Items from a figure collection:
## start

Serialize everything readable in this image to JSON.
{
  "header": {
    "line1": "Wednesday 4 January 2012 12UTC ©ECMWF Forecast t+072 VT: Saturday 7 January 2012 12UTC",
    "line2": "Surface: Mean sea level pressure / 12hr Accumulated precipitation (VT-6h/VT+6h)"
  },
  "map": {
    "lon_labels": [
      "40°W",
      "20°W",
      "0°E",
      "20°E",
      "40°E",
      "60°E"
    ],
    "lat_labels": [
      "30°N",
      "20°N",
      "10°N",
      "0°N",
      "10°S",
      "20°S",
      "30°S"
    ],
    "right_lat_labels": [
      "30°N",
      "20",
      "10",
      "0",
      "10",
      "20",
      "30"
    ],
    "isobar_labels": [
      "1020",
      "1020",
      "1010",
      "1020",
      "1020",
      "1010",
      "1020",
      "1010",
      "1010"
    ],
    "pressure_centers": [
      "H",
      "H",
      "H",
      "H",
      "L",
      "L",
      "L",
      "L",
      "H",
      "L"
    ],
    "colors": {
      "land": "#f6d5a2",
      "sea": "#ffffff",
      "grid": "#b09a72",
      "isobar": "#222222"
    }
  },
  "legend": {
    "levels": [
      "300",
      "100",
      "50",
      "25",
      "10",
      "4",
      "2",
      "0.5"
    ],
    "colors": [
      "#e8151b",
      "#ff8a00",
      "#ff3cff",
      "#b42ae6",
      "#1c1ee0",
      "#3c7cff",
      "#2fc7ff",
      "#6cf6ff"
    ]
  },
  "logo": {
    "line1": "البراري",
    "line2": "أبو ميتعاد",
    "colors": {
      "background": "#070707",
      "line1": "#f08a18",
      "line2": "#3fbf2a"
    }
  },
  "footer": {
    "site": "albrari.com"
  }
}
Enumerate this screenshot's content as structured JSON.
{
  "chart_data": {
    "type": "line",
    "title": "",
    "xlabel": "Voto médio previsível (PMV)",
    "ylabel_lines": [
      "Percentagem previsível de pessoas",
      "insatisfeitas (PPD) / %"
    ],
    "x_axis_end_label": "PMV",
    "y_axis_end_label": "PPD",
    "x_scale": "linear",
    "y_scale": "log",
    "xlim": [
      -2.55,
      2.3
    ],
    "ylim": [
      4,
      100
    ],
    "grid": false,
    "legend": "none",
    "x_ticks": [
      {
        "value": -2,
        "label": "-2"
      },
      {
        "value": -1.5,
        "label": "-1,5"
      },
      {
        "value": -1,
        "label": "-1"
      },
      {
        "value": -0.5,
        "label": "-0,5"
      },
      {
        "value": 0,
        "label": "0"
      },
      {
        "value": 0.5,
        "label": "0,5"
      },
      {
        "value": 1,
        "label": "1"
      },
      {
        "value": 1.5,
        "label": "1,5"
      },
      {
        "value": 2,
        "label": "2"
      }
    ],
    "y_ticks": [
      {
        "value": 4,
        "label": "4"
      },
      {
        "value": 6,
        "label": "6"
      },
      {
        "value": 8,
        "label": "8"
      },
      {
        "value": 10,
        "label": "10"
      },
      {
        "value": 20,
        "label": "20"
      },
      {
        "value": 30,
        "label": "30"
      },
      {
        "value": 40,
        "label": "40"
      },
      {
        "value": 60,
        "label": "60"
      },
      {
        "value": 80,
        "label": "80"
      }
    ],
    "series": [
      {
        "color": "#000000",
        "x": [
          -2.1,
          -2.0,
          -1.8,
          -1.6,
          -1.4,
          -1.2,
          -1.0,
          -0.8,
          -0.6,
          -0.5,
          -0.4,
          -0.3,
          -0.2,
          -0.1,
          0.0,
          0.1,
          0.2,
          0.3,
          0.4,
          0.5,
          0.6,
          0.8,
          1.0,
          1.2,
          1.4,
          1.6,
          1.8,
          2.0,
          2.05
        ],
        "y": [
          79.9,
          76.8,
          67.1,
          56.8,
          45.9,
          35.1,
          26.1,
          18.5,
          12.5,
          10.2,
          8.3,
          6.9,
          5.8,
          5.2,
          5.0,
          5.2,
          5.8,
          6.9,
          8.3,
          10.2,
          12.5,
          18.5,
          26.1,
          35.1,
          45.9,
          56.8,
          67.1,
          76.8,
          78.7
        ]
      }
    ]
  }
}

## end

# [WHAT IS REQUIRED]
Show every line from the listing above in which the string "JSON" appears.

# [EXERCISE ANSWER]
Serialize everything readable in this image to JSON.
Enumerate this screenshot's content as structured JSON.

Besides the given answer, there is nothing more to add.